## Begin Entries shown

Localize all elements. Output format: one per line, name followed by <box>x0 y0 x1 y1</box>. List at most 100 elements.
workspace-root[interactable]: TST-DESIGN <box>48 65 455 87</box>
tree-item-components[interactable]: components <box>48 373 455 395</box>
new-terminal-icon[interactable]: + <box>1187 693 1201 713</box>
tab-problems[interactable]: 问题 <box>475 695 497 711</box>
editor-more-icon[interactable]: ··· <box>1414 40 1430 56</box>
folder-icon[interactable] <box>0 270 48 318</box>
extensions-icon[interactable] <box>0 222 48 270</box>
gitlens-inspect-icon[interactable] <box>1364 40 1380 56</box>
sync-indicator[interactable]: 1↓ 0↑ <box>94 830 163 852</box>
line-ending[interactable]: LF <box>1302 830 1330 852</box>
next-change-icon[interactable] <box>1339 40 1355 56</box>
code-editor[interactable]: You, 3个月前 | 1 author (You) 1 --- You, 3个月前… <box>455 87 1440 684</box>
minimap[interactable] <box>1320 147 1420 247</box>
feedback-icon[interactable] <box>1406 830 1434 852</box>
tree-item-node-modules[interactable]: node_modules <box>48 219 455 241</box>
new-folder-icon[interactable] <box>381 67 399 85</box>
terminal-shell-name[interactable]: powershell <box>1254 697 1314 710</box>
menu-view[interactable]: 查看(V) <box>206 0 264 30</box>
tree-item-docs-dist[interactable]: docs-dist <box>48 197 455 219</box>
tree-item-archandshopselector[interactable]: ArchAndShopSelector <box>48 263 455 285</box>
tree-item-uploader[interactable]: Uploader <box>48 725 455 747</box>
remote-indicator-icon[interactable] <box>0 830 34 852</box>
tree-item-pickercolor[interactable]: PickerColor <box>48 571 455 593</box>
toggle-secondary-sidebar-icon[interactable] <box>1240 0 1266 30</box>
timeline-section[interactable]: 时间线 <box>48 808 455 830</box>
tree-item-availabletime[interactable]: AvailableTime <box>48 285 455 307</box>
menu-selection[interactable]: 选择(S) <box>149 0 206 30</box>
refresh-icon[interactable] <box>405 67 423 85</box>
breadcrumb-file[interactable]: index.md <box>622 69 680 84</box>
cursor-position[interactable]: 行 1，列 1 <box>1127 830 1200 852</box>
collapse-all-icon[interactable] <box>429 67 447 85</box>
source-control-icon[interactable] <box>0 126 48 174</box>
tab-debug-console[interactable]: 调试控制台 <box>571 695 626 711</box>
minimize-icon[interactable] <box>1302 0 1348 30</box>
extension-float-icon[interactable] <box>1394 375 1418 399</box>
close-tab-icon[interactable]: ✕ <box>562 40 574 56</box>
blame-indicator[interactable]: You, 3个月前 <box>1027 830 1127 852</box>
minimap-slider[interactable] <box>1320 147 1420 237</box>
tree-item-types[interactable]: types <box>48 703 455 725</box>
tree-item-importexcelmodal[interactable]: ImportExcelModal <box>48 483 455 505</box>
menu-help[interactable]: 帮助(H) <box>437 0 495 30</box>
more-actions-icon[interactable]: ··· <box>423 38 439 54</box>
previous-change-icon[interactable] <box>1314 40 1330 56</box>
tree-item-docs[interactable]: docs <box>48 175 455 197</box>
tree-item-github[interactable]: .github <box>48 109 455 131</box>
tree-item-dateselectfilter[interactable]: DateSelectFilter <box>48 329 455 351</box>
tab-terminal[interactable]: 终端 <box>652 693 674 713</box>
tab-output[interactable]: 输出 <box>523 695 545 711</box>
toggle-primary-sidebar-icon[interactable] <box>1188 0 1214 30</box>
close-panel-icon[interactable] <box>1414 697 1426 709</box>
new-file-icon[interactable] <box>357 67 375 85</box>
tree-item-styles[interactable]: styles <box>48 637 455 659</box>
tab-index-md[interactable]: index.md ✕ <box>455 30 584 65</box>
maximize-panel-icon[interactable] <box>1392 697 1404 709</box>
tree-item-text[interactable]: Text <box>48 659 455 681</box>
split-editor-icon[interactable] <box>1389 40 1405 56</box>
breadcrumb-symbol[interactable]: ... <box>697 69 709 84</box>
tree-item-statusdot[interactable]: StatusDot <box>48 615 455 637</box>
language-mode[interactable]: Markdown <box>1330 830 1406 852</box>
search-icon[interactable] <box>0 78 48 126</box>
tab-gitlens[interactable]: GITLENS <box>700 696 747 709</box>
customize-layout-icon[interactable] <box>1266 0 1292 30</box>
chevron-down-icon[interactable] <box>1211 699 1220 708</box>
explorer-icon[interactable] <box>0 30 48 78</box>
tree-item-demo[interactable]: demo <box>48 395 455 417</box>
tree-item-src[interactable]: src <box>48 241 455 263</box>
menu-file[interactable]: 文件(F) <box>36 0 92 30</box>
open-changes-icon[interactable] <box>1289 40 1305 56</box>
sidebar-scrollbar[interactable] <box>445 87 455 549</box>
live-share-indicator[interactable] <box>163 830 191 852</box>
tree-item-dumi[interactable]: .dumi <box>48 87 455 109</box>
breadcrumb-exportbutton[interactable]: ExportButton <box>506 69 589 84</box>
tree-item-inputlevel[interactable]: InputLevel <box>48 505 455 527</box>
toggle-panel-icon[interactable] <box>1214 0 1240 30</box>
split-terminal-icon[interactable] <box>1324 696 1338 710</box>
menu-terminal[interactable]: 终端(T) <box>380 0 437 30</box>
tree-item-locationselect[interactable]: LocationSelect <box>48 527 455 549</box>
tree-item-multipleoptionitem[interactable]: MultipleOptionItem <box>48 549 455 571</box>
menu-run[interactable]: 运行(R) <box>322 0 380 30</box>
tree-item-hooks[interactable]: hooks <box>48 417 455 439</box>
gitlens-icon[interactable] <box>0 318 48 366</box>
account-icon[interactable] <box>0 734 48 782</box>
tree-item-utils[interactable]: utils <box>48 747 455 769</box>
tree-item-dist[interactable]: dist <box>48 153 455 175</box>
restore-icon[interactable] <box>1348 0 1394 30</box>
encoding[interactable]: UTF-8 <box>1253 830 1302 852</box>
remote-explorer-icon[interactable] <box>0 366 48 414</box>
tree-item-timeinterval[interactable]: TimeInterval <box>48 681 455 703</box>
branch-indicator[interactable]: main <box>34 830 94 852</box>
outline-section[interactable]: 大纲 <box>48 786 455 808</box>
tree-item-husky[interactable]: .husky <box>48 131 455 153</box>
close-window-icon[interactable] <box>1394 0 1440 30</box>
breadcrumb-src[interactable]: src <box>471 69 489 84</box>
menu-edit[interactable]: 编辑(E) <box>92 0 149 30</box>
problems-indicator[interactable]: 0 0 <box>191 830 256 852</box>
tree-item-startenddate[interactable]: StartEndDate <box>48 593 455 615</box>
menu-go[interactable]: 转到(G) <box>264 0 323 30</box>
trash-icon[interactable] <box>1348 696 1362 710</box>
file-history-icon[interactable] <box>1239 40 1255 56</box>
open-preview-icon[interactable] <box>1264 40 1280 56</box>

## End Entries shown

*Aim*: Substitute "plugins-icon" for "extensions-icon" in the lines running from the start of the entries up to and including the line with "sync-indicator[interactable]: 1↓ 0↑", and reproduce those lines with no other changes.

*Solved exercise*:
Localize all elements. Output format: one per line, name followed by <box>x0 y0 x1 y1</box>. List at most 100 elements.
workspace-root[interactable]: TST-DESIGN <box>48 65 455 87</box>
tree-item-components[interactable]: components <box>48 373 455 395</box>
new-terminal-icon[interactable]: + <box>1187 693 1201 713</box>
tab-problems[interactable]: 问题 <box>475 695 497 711</box>
editor-more-icon[interactable]: ··· <box>1414 40 1430 56</box>
folder-icon[interactable] <box>0 270 48 318</box>
plugins-icon[interactable] <box>0 222 48 270</box>
gitlens-inspect-icon[interactable] <box>1364 40 1380 56</box>
sync-indicator[interactable]: 1↓ 0↑ <box>94 830 163 852</box>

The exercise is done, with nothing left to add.